#### The records:
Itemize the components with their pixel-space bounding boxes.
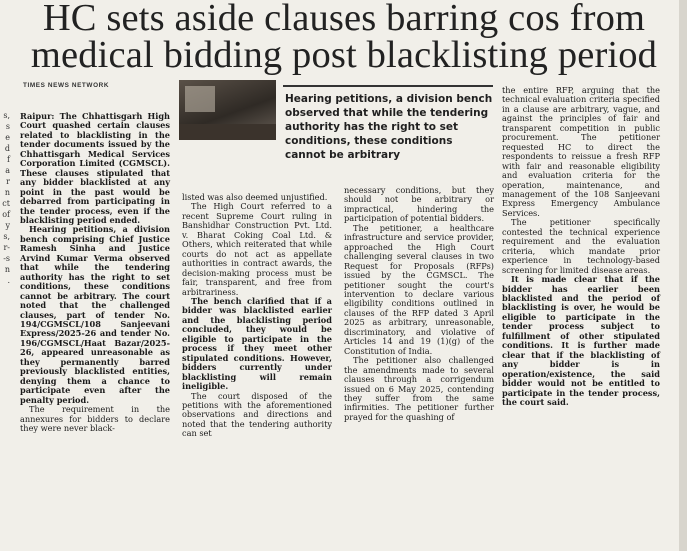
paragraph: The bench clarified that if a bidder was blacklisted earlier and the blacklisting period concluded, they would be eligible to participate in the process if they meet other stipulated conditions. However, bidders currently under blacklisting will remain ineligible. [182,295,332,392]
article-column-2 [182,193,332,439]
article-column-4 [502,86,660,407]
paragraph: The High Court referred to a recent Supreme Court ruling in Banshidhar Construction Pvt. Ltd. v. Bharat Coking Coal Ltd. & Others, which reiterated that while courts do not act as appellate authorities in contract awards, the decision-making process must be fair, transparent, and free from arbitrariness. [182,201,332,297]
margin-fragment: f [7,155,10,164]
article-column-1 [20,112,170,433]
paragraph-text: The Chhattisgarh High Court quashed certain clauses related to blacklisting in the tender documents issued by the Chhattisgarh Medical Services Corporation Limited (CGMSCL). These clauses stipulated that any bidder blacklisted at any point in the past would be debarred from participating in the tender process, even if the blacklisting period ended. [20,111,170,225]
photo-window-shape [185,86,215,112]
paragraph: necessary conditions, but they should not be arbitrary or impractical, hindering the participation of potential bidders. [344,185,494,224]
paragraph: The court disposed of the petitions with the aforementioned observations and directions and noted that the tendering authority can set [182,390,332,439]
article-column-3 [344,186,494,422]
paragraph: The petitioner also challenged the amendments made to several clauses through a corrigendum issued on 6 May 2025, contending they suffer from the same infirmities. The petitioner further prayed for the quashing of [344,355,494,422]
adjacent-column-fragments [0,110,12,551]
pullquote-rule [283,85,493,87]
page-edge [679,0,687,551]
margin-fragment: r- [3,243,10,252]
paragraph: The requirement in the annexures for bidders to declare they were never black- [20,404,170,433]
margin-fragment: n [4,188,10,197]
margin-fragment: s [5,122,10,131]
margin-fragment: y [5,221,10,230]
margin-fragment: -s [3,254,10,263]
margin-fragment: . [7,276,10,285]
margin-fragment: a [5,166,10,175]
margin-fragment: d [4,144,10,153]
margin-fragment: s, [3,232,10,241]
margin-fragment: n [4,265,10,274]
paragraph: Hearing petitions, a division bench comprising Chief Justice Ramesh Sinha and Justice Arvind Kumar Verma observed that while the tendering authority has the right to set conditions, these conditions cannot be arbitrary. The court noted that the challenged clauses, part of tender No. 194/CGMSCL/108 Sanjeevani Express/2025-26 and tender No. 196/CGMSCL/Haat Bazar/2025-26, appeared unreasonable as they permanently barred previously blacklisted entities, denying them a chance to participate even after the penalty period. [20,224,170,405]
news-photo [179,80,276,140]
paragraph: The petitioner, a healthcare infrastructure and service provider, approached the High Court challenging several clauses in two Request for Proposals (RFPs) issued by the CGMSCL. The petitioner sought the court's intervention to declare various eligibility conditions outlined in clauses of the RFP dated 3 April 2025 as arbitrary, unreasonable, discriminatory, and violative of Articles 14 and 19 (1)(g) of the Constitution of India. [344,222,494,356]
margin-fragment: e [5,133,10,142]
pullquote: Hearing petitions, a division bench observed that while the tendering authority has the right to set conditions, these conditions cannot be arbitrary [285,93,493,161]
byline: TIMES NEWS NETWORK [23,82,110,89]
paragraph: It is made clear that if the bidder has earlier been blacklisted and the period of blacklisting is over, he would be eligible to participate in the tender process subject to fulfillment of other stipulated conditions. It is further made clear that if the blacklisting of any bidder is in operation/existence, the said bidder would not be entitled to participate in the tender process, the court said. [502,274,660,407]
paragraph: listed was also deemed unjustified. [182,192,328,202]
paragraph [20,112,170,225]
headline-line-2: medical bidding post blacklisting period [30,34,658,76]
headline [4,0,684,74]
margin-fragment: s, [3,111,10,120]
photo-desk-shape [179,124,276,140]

#### The request:
Copy out every line of the listing above exactly, leaving out the picture.

#### Output for this task:
Itemize the components with their pixel-space bounding boxes.
paragraph: The bench clarified that if a bidder was blacklisted earlier and the blacklisting period concluded, they would be eligible to participate in the process if they meet other stipulated conditions. However, bidders currently under blacklisting will remain ineligible. [182,295,332,392]
article-column-2 [182,193,332,439]
article-column-4 [502,86,660,407]
paragraph: The High Court referred to a recent Supreme Court ruling in Banshidhar Construction Pvt. Ltd. v. Bharat Coking Coal Ltd. & Others, which reiterated that while courts do not act as appellate authorities in contract awards, the decision-making process must be fair, transparent, and free from arbitrariness. [182,201,332,297]
margin-fragment: f [7,155,10,164]
article-column-1 [20,112,170,433]
paragraph-text: The Chhattisgarh High Court quashed certain clauses related to blacklisting in the tender documents issued by the Chhattisgarh Medical Services Corporation Limited (CGMSCL). These clauses stipulated that any bidder blacklisted at any point in the past would be debarred from participating in the tender process, even if the blacklisting period ended. [20,111,170,225]
photo-window-shape [185,86,215,112]
paragraph: necessary conditions, but they should not be arbitrary or impractical, hindering the participation of potential bidders. [344,185,494,224]
paragraph: The court disposed of the petitions with the aforementioned observations and directions and noted that the tendering authority can set [182,390,332,439]
article-column-3 [344,186,494,422]
paragraph: The petitioner also challenged the amendments made to several clauses through a corrigendum issued on 6 May 2025, contending they suffer from the same infirmities. The petitioner further prayed for the quashing of [344,355,494,422]
adjacent-column-fragments [0,110,12,551]
pullquote-rule [283,85,493,87]
page-edge [679,0,687,551]
margin-fragment: r- [3,243,10,252]
paragraph: The requirement in the annexures for bidders to declare they were never black- [20,404,170,433]
margin-fragment: n [4,188,10,197]
margin-fragment: s [5,122,10,131]
margin-fragment: y [5,221,10,230]
margin-fragment: -s [3,254,10,263]
margin-fragment: . [7,276,10,285]
margin-fragment: a [5,166,10,175]
margin-fragment: d [4,144,10,153]
margin-fragment: s, [3,232,10,241]
margin-fragment: n [4,265,10,274]
paragraph: Hearing petitions, a division bench comprising Chief Justice Ramesh Sinha and Justice Arvind Kumar Verma observed that while the tendering authority has the right to set conditions, these conditions cannot be arbitrary. The court noted that the challenged clauses, part of tender No. 194/CGMSCL/108 Sanjeevani Express/2025-26 and tender No. 196/CGMSCL/Haat Bazar/2025-26, appeared unreasonable as they permanently barred previously blacklisted entities, denying them a chance to participate even after the penalty period. [20,224,170,405]
news-photo [179,80,276,140]
paragraph: The petitioner, a healthcare infrastructure and service provider, approached the High Court challenging several clauses in two Request for Proposals (RFPs) issued by the CGMSCL. The petitioner sought the court's intervention to declare various eligibility conditions outlined in clauses of the RFP dated 3 April 2025 as arbitrary, unreasonable, discriminatory, and violative of Articles 14 and 19 (1)(g) of the Constitution of India. [344,222,494,356]
margin-fragment: e [5,133,10,142]
pullquote: Hearing petitions, a division bench observed that while the tendering authority has the right to set conditions, these conditions cannot be arbitrary [285,93,493,161]
byline: TIMES NEWS NETWORK [23,82,110,89]
paragraph: It is made clear that if the bidder has earlier been blacklisted and the period of blacklisting is over, he would be eligible to participate in the tender process subject to fulfillment of other stipulated conditions. It is further made clear that if the blacklisting of any bidder is in operation/existence, the said bidder would not be entitled to participate in the tender process, the court said. [502,274,660,407]
paragraph: listed was also deemed unjustified. [182,192,328,202]
paragraph [20,112,170,225]
headline-line-2: medical bidding post blacklisting period [30,34,658,76]
headline [4,0,684,74]
margin-fragment: s, [3,111,10,120]
photo-desk-shape [179,124,276,140]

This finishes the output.